**Objective:**
Copy every line of the items below word for word, leaving out the pictures.

**Extracted entries:**

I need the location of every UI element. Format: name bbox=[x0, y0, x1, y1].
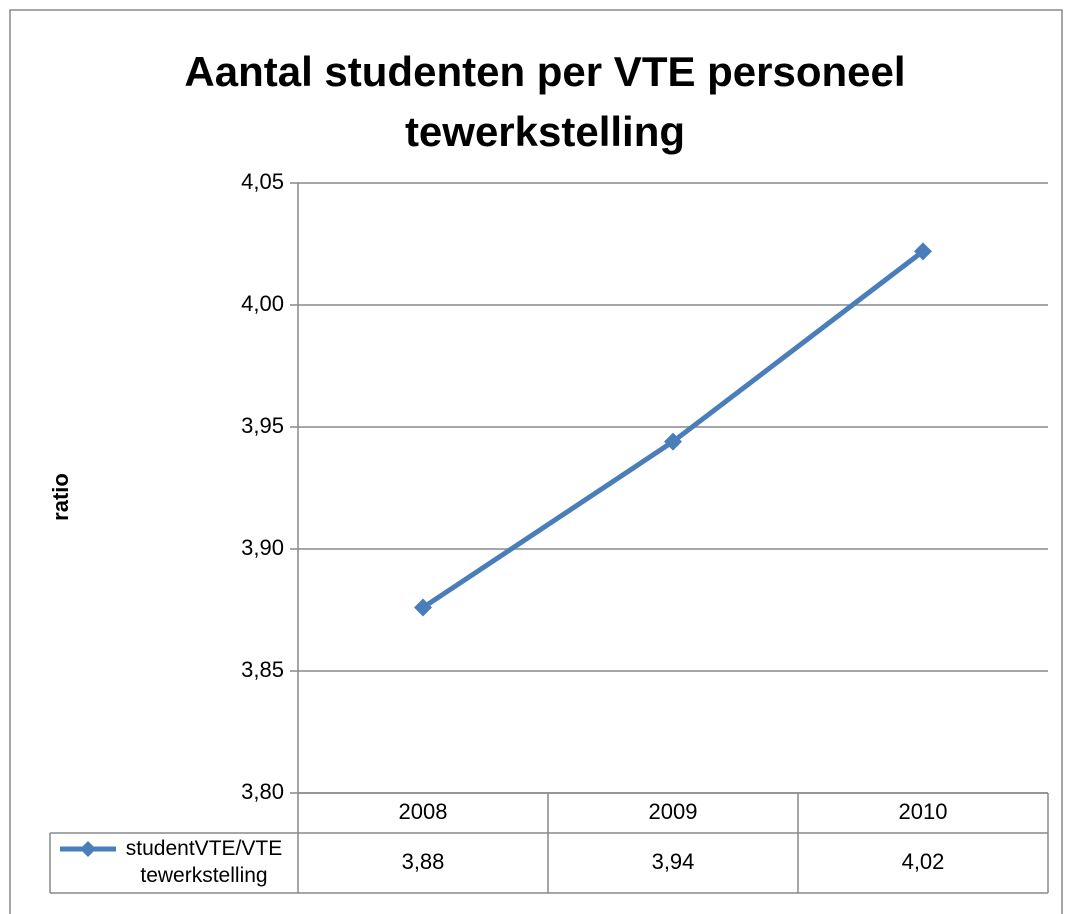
legend-marker bbox=[80, 841, 96, 857]
title-box: Aantal studenten per VTE personeel tewer… bbox=[184, 48, 906, 155]
legend-box: studentVTE/VTE tewerkstelling bbox=[125, 837, 283, 887]
marker bbox=[664, 432, 682, 451]
y-tick-label: 4,00 bbox=[241, 291, 284, 316]
table-value: 4,02 bbox=[902, 849, 945, 874]
chart-border bbox=[9, 9, 1063, 914]
y-tick-label: 3,85 bbox=[241, 657, 284, 682]
x-tick-label: 2009 bbox=[649, 799, 698, 824]
y-tick-label: 3,95 bbox=[241, 413, 284, 438]
table-value: 3,94 bbox=[652, 849, 695, 874]
table-value: 3,88 bbox=[402, 849, 445, 874]
chart-title: Aantal studenten per VTE personeel tewer… bbox=[184, 48, 906, 155]
legend-label: studentVTE/VTE tewerkstelling bbox=[125, 837, 283, 887]
y-tick-label: 3,80 bbox=[241, 779, 284, 804]
y-axis-label: ratio bbox=[48, 473, 73, 521]
x-tick-label: 2008 bbox=[399, 799, 448, 824]
marker bbox=[914, 242, 932, 261]
y-tick-label: 4,05 bbox=[241, 169, 284, 194]
marker bbox=[414, 598, 432, 617]
x-tick-label: 2010 bbox=[899, 799, 948, 824]
y-tick-label: 3,90 bbox=[241, 535, 284, 560]
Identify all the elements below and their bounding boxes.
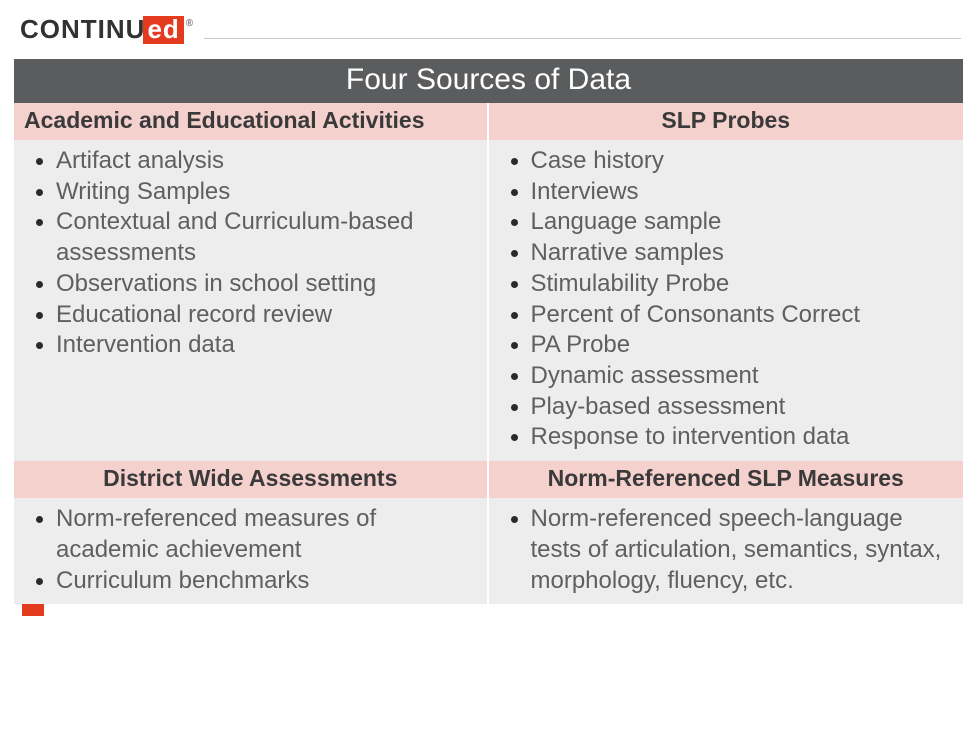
header-row-2: District Wide Assessments Norm-Reference… (14, 461, 963, 498)
body-row-1: Artifact analysis Writing Samples Contex… (14, 140, 963, 461)
header-row-1: Academic and Educational Activities SLP … (14, 103, 963, 140)
list-item: Play-based assessment (531, 392, 954, 423)
list-academic: Artifact analysis Writing Samples Contex… (28, 146, 477, 361)
list-item: Interviews (531, 177, 954, 208)
list-item: Response to intervention data (531, 422, 954, 453)
data-sources-table: Academic and Educational Activities SLP … (14, 103, 963, 604)
list-norm-ref: Norm-referenced speech-language tests of… (503, 504, 954, 596)
list-item: Contextual and Curriculum-based assessme… (56, 207, 477, 268)
list-item: PA Probe (531, 330, 954, 361)
list-item: Artifact analysis (56, 146, 477, 177)
header-district: District Wide Assessments (14, 461, 489, 498)
list-item: Percent of Consonants Correct (531, 300, 954, 331)
list-slp-probes: Case history Interviews Language sample … (503, 146, 954, 453)
list-item: Educational record review (56, 300, 477, 331)
logo-text-1: conTinu (20, 14, 145, 45)
logo-text-2: ed (143, 16, 183, 44)
page-title: Four Sources of Data (14, 59, 963, 103)
cell-slp-probes: Case history Interviews Language sample … (489, 140, 964, 461)
list-item: Observations in school setting (56, 269, 477, 300)
list-item: Narrative samples (531, 238, 954, 269)
logo-row: conTinued® (20, 14, 965, 45)
header-academic: Academic and Educational Activities (14, 103, 489, 140)
cell-academic: Artifact analysis Writing Samples Contex… (14, 140, 489, 461)
list-item: Curriculum benchmarks (56, 566, 477, 597)
list-item: Norm-referenced speech-language tests of… (531, 504, 954, 596)
cell-norm-ref: Norm-referenced speech-language tests of… (489, 498, 964, 604)
list-district: Norm-referenced measures of academic ach… (28, 504, 477, 596)
header-norm-ref: Norm-Referenced SLP Measures (489, 461, 964, 498)
logo-underline (204, 38, 961, 39)
brand-logo: conTinued® (20, 14, 194, 45)
list-item: Intervention data (56, 330, 477, 361)
footer-accent-chip (22, 602, 44, 616)
logo-registered: ® (186, 18, 194, 29)
list-item: Case history (531, 146, 954, 177)
list-item: Dynamic assessment (531, 361, 954, 392)
list-item: Writing Samples (56, 177, 477, 208)
cell-district: Norm-referenced measures of academic ach… (14, 498, 489, 604)
header-slp-probes: SLP Probes (489, 103, 964, 140)
list-item: Stimulability Probe (531, 269, 954, 300)
list-item: Norm-referenced measures of academic ach… (56, 504, 477, 565)
body-row-2: Norm-referenced measures of academic ach… (14, 498, 963, 604)
list-item: Language sample (531, 207, 954, 238)
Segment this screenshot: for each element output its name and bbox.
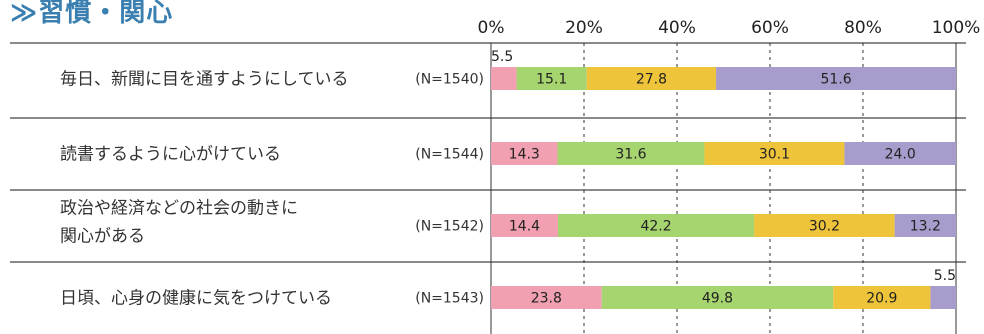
data-label: 14.3 bbox=[509, 147, 540, 163]
bar-segment bbox=[491, 286, 602, 309]
bar-segment bbox=[491, 67, 517, 90]
data-label: 42.2 bbox=[640, 219, 671, 235]
bar-segment bbox=[491, 142, 558, 165]
row-label: 読書するように心がけている bbox=[60, 145, 281, 165]
row-label: 政治や経済などの社会の動きに bbox=[60, 199, 298, 219]
x-tick-label: 80% bbox=[844, 18, 882, 38]
x-tick-label: 100% bbox=[932, 18, 981, 38]
row-label: 日頃、心身の健康に気をつけている bbox=[60, 289, 332, 309]
data-label: 30.2 bbox=[809, 219, 840, 235]
bar-segment bbox=[601, 286, 834, 309]
chart-title: ≫習慣・関心 bbox=[10, 0, 174, 28]
bar-segment bbox=[930, 286, 956, 309]
x-tick-label: 0% bbox=[478, 18, 505, 38]
x-tick-label: 40% bbox=[658, 18, 696, 38]
sample-size-label: (N=1542) bbox=[415, 219, 484, 235]
row-label: 毎日、新聞に目を通すようにしている bbox=[60, 70, 349, 90]
data-label: 5.5 bbox=[491, 49, 513, 65]
data-label: 24.0 bbox=[885, 147, 916, 163]
bar-segment bbox=[586, 67, 717, 90]
bar-segment bbox=[894, 214, 956, 237]
data-label: 13.2 bbox=[910, 219, 941, 235]
x-tick-label: 20% bbox=[565, 18, 603, 38]
sample-size-label: (N=1543) bbox=[415, 291, 484, 307]
bar-segment bbox=[716, 67, 956, 90]
bar-segment bbox=[833, 286, 931, 309]
sample-size-label: (N=1540) bbox=[415, 72, 484, 88]
data-label: 30.1 bbox=[759, 147, 790, 163]
data-label: 15.1 bbox=[536, 72, 567, 88]
bar-segment bbox=[754, 214, 895, 237]
data-label: 23.8 bbox=[531, 291, 562, 307]
data-label: 14.4 bbox=[509, 219, 540, 235]
bar-segment bbox=[844, 142, 956, 165]
sample-size-label: (N=1544) bbox=[415, 147, 484, 163]
bar-segment bbox=[557, 214, 755, 237]
data-label: 27.8 bbox=[636, 72, 667, 88]
x-tick-label: 60% bbox=[751, 18, 789, 38]
data-label: 5.5 bbox=[934, 268, 956, 284]
bar-segment bbox=[557, 142, 705, 165]
data-label: 49.8 bbox=[702, 291, 733, 307]
bar-segment bbox=[491, 214, 558, 237]
row-label: 関心がある bbox=[60, 227, 145, 247]
bar-segment bbox=[516, 67, 587, 90]
data-label: 31.6 bbox=[615, 147, 646, 163]
data-label: 20.9 bbox=[866, 291, 897, 307]
bar-segment bbox=[704, 142, 845, 165]
data-label: 51.6 bbox=[820, 72, 851, 88]
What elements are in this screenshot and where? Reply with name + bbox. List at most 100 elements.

**Task solution:**
I need the location of every UI element. Format: name bbox=[x0, y0, x1, y1].
legend-marker bbox=[80, 841, 96, 857]
title-box: Aantal studenten per VTE personeel tewer… bbox=[184, 48, 906, 155]
legend-box: studentVTE/VTE tewerkstelling bbox=[125, 837, 283, 887]
marker bbox=[664, 432, 682, 451]
y-tick-label: 4,00 bbox=[241, 291, 284, 316]
table-value: 4,02 bbox=[902, 849, 945, 874]
chart-border bbox=[9, 9, 1063, 914]
y-tick-label: 3,85 bbox=[241, 657, 284, 682]
x-tick-label: 2009 bbox=[649, 799, 698, 824]
y-tick-label: 3,95 bbox=[241, 413, 284, 438]
table-value: 3,94 bbox=[652, 849, 695, 874]
table-value: 3,88 bbox=[402, 849, 445, 874]
chart-title: Aantal studenten per VTE personeel tewer… bbox=[184, 48, 906, 155]
legend-label: studentVTE/VTE tewerkstelling bbox=[125, 837, 283, 887]
y-tick-label: 3,80 bbox=[241, 779, 284, 804]
y-axis-label: ratio bbox=[48, 473, 73, 521]
x-tick-label: 2008 bbox=[399, 799, 448, 824]
marker bbox=[914, 242, 932, 261]
y-tick-label: 4,05 bbox=[241, 169, 284, 194]
marker bbox=[414, 598, 432, 617]
x-tick-label: 2010 bbox=[899, 799, 948, 824]
y-tick-label: 3,90 bbox=[241, 535, 284, 560]
Identify all the elements below and their bounding boxes.
header-row-2: District Wide Assessments Norm-Reference… (14, 461, 963, 498)
body-row-1: Artifact analysis Writing Samples Contex… (14, 140, 963, 461)
header-row-1: Academic and Educational Activities SLP … (14, 103, 963, 140)
list-item: Play-based assessment (531, 392, 954, 423)
list-academic: Artifact analysis Writing Samples Contex… (28, 146, 477, 361)
list-item: Interviews (531, 177, 954, 208)
list-item: Response to intervention data (531, 422, 954, 453)
data-sources-table: Academic and Educational Activities SLP … (14, 103, 963, 604)
list-norm-ref: Norm-referenced speech-language tests of… (503, 504, 954, 596)
list-item: Contextual and Curriculum-based assessme… (56, 207, 477, 268)
list-item: PA Probe (531, 330, 954, 361)
list-item: Artifact analysis (56, 146, 477, 177)
header-district: District Wide Assessments (14, 461, 489, 498)
list-item: Percent of Consonants Correct (531, 300, 954, 331)
list-slp-probes: Case history Interviews Language sample … (503, 146, 954, 453)
list-item: Educational record review (56, 300, 477, 331)
logo-text-1: conTinu (20, 14, 145, 45)
logo-text-2: ed (143, 16, 183, 44)
page-title: Four Sources of Data (14, 59, 963, 103)
cell-slp-probes: Case history Interviews Language sample … (489, 140, 964, 461)
list-item: Observations in school setting (56, 269, 477, 300)
list-item: Narrative samples (531, 238, 954, 269)
logo-row: conTinued® (20, 14, 965, 45)
header-academic: Academic and Educational Activities (14, 103, 489, 140)
cell-academic: Artifact analysis Writing Samples Contex… (14, 140, 489, 461)
list-item: Curriculum benchmarks (56, 566, 477, 597)
list-item: Norm-referenced speech-language tests of… (531, 504, 954, 596)
cell-norm-ref: Norm-referenced speech-language tests of… (489, 498, 964, 604)
list-district: Norm-referenced measures of academic ach… (28, 504, 477, 596)
header-norm-ref: Norm-Referenced SLP Measures (489, 461, 964, 498)
logo-underline (204, 38, 961, 39)
brand-logo: conTinued® (20, 14, 194, 45)
list-item: Intervention data (56, 330, 477, 361)
footer-accent-chip (22, 602, 44, 616)
logo-registered: ® (186, 18, 194, 29)
list-item: Case history (531, 146, 954, 177)
list-item: Dynamic assessment (531, 361, 954, 392)
list-item: Writing Samples (56, 177, 477, 208)
cell-district: Norm-referenced measures of academic ach… (14, 498, 489, 604)
header-slp-probes: SLP Probes (489, 103, 964, 140)
list-item: Stimulability Probe (531, 269, 954, 300)
list-item: Norm-referenced measures of academic ach… (56, 504, 477, 565)
body-row-2: Norm-referenced measures of academic ach… (14, 498, 963, 604)
list-item: Language sample (531, 207, 954, 238)
Segment this screenshot: for each element output its name and bbox.
data-label: 14.3 bbox=[509, 147, 540, 163]
bar-segment bbox=[491, 286, 602, 309]
bar-segment bbox=[491, 67, 517, 90]
data-label: 42.2 bbox=[640, 219, 671, 235]
bar-segment bbox=[491, 142, 558, 165]
row-label: 読書するように心がけている bbox=[60, 145, 281, 165]
row-label: 政治や経済などの社会の動きに bbox=[60, 199, 298, 219]
x-tick-label: 80% bbox=[844, 18, 882, 38]
x-tick-label: 100% bbox=[932, 18, 981, 38]
row-label: 日頃、心身の健康に気をつけている bbox=[60, 289, 332, 309]
data-label: 30.2 bbox=[809, 219, 840, 235]
bar-segment bbox=[601, 286, 834, 309]
chart-title: ≫習慣・関心 bbox=[10, 0, 174, 28]
bar-segment bbox=[930, 286, 956, 309]
x-tick-label: 0% bbox=[478, 18, 505, 38]
x-tick-label: 40% bbox=[658, 18, 696, 38]
sample-size-label: (N=1542) bbox=[415, 219, 484, 235]
row-label: 毎日、新聞に目を通すようにしている bbox=[60, 70, 349, 90]
data-label: 5.5 bbox=[491, 49, 513, 65]
data-label: 24.0 bbox=[885, 147, 916, 163]
bar-segment bbox=[586, 67, 717, 90]
bar-segment bbox=[894, 214, 956, 237]
data-label: 13.2 bbox=[910, 219, 941, 235]
x-tick-label: 20% bbox=[565, 18, 603, 38]
sample-size-label: (N=1543) bbox=[415, 291, 484, 307]
bar-segment bbox=[716, 67, 956, 90]
bar-segment bbox=[833, 286, 931, 309]
sample-size-label: (N=1540) bbox=[415, 72, 484, 88]
data-label: 30.1 bbox=[759, 147, 790, 163]
data-label: 15.1 bbox=[536, 72, 567, 88]
bar-segment bbox=[754, 214, 895, 237]
data-label: 23.8 bbox=[531, 291, 562, 307]
data-label: 14.4 bbox=[509, 219, 540, 235]
bar-segment bbox=[844, 142, 956, 165]
sample-size-label: (N=1544) bbox=[415, 147, 484, 163]
bar-segment bbox=[557, 214, 755, 237]
data-label: 27.8 bbox=[636, 72, 667, 88]
x-tick-label: 60% bbox=[751, 18, 789, 38]
data-label: 5.5 bbox=[934, 268, 956, 284]
bar-segment bbox=[557, 142, 705, 165]
data-label: 49.8 bbox=[702, 291, 733, 307]
bar-segment bbox=[491, 214, 558, 237]
row-label: 関心がある bbox=[60, 227, 145, 247]
bar-segment bbox=[516, 67, 587, 90]
data-label: 31.6 bbox=[615, 147, 646, 163]
data-label: 20.9 bbox=[866, 291, 897, 307]
bar-segment bbox=[704, 142, 845, 165]
data-label: 51.6 bbox=[820, 72, 851, 88]
What elements are in this screenshot and where? Reply with name + bbox. List at most 100 elements.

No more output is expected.